▶ [GIVEN REQUEST] All of the data below must be repeated exactly.

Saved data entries
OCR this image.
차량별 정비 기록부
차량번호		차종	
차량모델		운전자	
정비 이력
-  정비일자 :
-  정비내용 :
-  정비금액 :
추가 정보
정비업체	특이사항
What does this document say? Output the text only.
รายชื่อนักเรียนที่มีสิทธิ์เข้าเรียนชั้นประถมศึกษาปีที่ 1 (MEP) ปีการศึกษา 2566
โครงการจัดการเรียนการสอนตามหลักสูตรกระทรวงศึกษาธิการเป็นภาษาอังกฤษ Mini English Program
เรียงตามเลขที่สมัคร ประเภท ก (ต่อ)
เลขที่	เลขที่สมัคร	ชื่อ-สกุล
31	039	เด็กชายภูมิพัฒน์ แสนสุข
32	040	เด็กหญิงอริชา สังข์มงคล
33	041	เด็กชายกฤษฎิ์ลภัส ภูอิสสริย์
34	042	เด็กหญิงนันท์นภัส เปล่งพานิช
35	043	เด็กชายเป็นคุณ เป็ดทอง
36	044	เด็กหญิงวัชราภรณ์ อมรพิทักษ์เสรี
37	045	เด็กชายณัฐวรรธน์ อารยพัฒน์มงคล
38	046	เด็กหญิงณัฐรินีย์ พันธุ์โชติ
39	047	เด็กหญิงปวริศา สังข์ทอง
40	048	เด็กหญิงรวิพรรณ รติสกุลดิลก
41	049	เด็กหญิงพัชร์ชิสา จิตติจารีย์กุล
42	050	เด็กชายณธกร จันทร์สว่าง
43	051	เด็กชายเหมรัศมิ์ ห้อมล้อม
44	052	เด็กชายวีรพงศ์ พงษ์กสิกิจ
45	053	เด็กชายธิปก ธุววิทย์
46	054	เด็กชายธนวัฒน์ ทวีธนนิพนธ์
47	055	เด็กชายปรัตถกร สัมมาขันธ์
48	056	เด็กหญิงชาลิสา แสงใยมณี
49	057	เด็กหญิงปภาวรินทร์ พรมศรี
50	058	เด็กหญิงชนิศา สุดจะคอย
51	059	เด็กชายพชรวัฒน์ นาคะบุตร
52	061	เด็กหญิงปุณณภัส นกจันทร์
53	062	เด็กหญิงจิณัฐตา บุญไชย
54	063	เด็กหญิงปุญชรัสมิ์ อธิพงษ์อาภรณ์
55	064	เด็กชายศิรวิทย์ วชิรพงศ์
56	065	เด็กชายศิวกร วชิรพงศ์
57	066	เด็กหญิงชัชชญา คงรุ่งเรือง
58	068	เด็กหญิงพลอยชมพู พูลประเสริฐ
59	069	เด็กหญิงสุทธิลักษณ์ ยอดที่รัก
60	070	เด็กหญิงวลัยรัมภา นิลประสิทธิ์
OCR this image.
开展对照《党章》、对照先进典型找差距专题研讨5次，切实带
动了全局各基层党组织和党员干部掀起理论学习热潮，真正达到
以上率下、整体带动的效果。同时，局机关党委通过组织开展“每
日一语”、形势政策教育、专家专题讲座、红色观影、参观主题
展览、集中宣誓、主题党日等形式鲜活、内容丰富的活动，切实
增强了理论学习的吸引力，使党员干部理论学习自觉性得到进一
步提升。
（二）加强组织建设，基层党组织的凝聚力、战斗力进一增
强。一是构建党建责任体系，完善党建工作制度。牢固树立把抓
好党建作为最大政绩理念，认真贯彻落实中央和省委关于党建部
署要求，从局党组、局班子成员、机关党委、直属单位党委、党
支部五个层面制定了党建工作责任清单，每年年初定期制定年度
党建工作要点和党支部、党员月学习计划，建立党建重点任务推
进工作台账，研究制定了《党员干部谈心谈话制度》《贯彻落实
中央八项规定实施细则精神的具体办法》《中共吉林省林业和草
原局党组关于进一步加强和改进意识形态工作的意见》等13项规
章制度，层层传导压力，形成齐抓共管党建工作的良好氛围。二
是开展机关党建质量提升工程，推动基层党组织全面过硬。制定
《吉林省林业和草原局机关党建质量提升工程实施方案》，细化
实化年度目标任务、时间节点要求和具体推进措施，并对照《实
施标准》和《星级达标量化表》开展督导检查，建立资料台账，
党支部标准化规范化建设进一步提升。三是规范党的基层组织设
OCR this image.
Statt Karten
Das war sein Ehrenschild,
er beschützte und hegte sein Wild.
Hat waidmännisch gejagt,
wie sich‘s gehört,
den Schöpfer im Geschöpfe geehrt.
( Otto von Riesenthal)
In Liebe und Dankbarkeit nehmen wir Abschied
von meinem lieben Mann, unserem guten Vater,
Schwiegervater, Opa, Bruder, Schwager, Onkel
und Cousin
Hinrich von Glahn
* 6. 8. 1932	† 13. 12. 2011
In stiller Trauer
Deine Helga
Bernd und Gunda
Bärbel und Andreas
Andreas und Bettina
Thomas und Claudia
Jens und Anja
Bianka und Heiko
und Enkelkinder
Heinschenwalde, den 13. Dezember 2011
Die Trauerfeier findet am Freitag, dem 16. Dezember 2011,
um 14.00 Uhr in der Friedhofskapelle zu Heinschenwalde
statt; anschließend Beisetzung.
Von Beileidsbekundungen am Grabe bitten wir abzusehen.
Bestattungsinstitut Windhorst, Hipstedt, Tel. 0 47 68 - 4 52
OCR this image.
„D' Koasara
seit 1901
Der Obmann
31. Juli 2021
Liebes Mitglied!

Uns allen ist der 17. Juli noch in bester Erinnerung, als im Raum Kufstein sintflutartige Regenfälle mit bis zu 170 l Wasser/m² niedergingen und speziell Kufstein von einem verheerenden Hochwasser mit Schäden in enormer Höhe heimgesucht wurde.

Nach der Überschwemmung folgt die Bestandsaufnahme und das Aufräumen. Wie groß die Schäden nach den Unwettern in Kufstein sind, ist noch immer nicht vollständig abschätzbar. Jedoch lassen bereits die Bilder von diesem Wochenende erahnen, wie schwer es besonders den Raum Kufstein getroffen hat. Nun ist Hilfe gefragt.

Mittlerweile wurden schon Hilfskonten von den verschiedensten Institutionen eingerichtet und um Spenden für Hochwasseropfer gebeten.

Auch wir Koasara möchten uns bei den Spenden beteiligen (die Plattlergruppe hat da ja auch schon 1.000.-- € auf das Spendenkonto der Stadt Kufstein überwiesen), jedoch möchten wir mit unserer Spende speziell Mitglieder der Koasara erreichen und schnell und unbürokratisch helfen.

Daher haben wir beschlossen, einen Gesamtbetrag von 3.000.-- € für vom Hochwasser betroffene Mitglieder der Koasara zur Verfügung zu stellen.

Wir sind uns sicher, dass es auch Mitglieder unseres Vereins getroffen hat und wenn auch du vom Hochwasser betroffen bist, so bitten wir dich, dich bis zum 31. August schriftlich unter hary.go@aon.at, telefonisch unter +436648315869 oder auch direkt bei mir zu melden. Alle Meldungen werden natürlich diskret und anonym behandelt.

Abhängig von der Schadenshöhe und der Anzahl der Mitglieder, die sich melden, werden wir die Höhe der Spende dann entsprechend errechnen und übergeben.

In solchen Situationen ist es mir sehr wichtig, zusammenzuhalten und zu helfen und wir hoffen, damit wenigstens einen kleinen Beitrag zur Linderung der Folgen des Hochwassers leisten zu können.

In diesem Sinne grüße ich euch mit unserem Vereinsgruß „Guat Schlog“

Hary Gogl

▶ [REPLY TO THE TASK]
OCR this image.
차량별 정비 기록부
차량번호		차종	
차량모델		운전자	
정비 이력
-  정비일자 :
-  정비내용 :
-  정비금액 :
추가 정보
정비업체	특이사항
What does this document say? Output the text only.
รายชื่อนักเรียนที่มีสิทธิ์เข้าเรียนชั้นประถมศึกษาปีที่ 1 (MEP) ปีการศึกษา 2566
โครงการจัดการเรียนการสอนตามหลักสูตรกระทรวงศึกษาธิการเป็นภาษาอังกฤษ Mini English Program
เรียงตามเลขที่สมัคร ประเภท ก (ต่อ)
เลขที่	เลขที่สมัคร	ชื่อ-สกุล
31	039	เด็กชายภูมิพัฒน์ แสนสุข
32	040	เด็กหญิงอริชา สังข์มงคล
33	041	เด็กชายกฤษฎิ์ลภัส ภูอิสสริย์
34	042	เด็กหญิงนันท์นภัส เปล่งพานิช
35	043	เด็กชายเป็นคุณ เป็ดทอง
36	044	เด็กหญิงวัชราภรณ์ อมรพิทักษ์เสรี
37	045	เด็กชายณัฐวรรธน์ อารยพัฒน์มงคล
38	046	เด็กหญิงณัฐรินีย์ พันธุ์โชติ
39	047	เด็กหญิงปวริศา สังข์ทอง
40	048	เด็กหญิงรวิพรรณ รติสกุลดิลก
41	049	เด็กหญิงพัชร์ชิสา จิตติจารีย์กุล
42	050	เด็กชายณธกร จันทร์สว่าง
43	051	เด็กชายเหมรัศมิ์ ห้อมล้อม
44	052	เด็กชายวีรพงศ์ พงษ์กสิกิจ
45	053	เด็กชายธิปก ธุววิทย์
46	054	เด็กชายธนวัฒน์ ทวีธนนิพนธ์
47	055	เด็กชายปรัตถกร สัมมาขันธ์
48	056	เด็กหญิงชาลิสา แสงใยมณี
49	057	เด็กหญิงปภาวรินทร์ พรมศรี
50	058	เด็กหญิงชนิศา สุดจะคอย
51	059	เด็กชายพชรวัฒน์ นาคะบุตร
52	061	เด็กหญิงปุณณภัส นกจันทร์
53	062	เด็กหญิงจิณัฐตา บุญไชย
54	063	เด็กหญิงปุญชรัสมิ์ อธิพงษ์อาภรณ์
55	064	เด็กชายศิรวิทย์ วชิรพงศ์
56	065	เด็กชายศิวกร วชิรพงศ์
57	066	เด็กหญิงชัชชญา คงรุ่งเรือง
58	068	เด็กหญิงพลอยชมพู พูลประเสริฐ
59	069	เด็กหญิงสุทธิลักษณ์ ยอดที่รัก
60	070	เด็กหญิงวลัยรัมภา นิลประสิทธิ์
OCR this image.
开展对照《党章》、对照先进典型找差距专题研讨5次，切实带
动了全局各基层党组织和党员干部掀起理论学习热潮，真正达到
以上率下、整体带动的效果。同时，局机关党委通过组织开展“每
日一语”、形势政策教育、专家专题讲座、红色观影、参观主题
展览、集中宣誓、主题党日等形式鲜活、内容丰富的活动，切实
增强了理论学习的吸引力，使党员干部理论学习自觉性得到进一
步提升。
（二）加强组织建设，基层党组织的凝聚力、战斗力进一增
强。一是构建党建责任体系，完善党建工作制度。牢固树立把抓
好党建作为最大政绩理念，认真贯彻落实中央和省委关于党建部
署要求，从局党组、局班子成员、机关党委、直属单位党委、党
支部五个层面制定了党建工作责任清单，每年年初定期制定年度
党建工作要点和党支部、党员月学习计划，建立党建重点任务推
进工作台账，研究制定了《党员干部谈心谈话制度》《贯彻落实
中央八项规定实施细则精神的具体办法》《中共吉林省林业和草
原局党组关于进一步加强和改进意识形态工作的意见》等13项规
章制度，层层传导压力，形成齐抓共管党建工作的良好氛围。二
是开展机关党建质量提升工程，推动基层党组织全面过硬。制定
《吉林省林业和草原局机关党建质量提升工程实施方案》，细化
实化年度目标任务、时间节点要求和具体推进措施，并对照《实
施标准》和《星级达标量化表》开展督导检查，建立资料台账，
党支部标准化规范化建设进一步提升。三是规范党的基层组织设
OCR this image.
Statt Karten
Das war sein Ehrenschild,
er beschützte und hegte sein Wild.
Hat waidmännisch gejagt,
wie sich‘s gehört,
den Schöpfer im Geschöpfe geehrt.
( Otto von Riesenthal)
In Liebe und Dankbarkeit nehmen wir Abschied
von meinem lieben Mann, unserem guten Vater,
Schwiegervater, Opa, Bruder, Schwager, Onkel
und Cousin
Hinrich von Glahn
* 6. 8. 1932	† 13. 12. 2011
In stiller Trauer
Deine Helga
Bernd und Gunda
Bärbel und Andreas
Andreas und Bettina
Thomas und Claudia
Jens und Anja
Bianka und Heiko
und Enkelkinder
Heinschenwalde, den 13. Dezember 2011
Die Trauerfeier findet am Freitag, dem 16. Dezember 2011,
um 14.00 Uhr in der Friedhofskapelle zu Heinschenwalde
statt; anschließend Beisetzung.
Von Beileidsbekundungen am Grabe bitten wir abzusehen.
Bestattungsinstitut Windhorst, Hipstedt, Tel. 0 47 68 - 4 52
OCR this image.
„D' Koasara
seit 1901
Der Obmann
31. Juli 2021
Liebes Mitglied!

Uns allen ist der 17. Juli noch in bester Erinnerung, als im Raum Kufstein sintflutartige Regenfälle mit bis zu 170 l Wasser/m² niedergingen und speziell Kufstein von einem verheerenden Hochwasser mit Schäden in enormer Höhe heimgesucht wurde.

Nach der Überschwemmung folgt die Bestandsaufnahme und das Aufräumen. Wie groß die Schäden nach den Unwettern in Kufstein sind, ist noch immer nicht vollständig abschätzbar. Jedoch lassen bereits die Bilder von diesem Wochenende erahnen, wie schwer es besonders den Raum Kufstein getroffen hat. Nun ist Hilfe gefragt.

Mittlerweile wurden schon Hilfskonten von den verschiedensten Institutionen eingerichtet und um Spenden für Hochwasseropfer gebeten.

Auch wir Koasara möchten uns bei den Spenden beteiligen (die Plattlergruppe hat da ja auch schon 1.000.-- € auf das Spendenkonto der Stadt Kufstein überwiesen), jedoch möchten wir mit unserer Spende speziell Mitglieder der Koasara erreichen und schnell und unbürokratisch helfen.

Daher haben wir beschlossen, einen Gesamtbetrag von 3.000.-- € für vom Hochwasser betroffene Mitglieder der Koasara zur Verfügung zu stellen.

Wir sind uns sicher, dass es auch Mitglieder unseres Vereins getroffen hat und wenn auch du vom Hochwasser betroffen bist, so bitten wir dich, dich bis zum 31. August schriftlich unter hary.go@aon.at, telefonisch unter +436648315869 oder auch direkt bei mir zu melden. Alle Meldungen werden natürlich diskret und anonym behandelt.

Abhängig von der Schadenshöhe und der Anzahl der Mitglieder, die sich melden, werden wir die Höhe der Spende dann entsprechend errechnen und übergeben.

In solchen Situationen ist es mir sehr wichtig, zusammenzuhalten und zu helfen und wir hoffen, damit wenigstens einen kleinen Beitrag zur Linderung der Folgen des Hochwassers leisten zu können.

In diesem Sinne grüße ich euch mit unserem Vereinsgruß „Guat Schlog“

Hary Gogl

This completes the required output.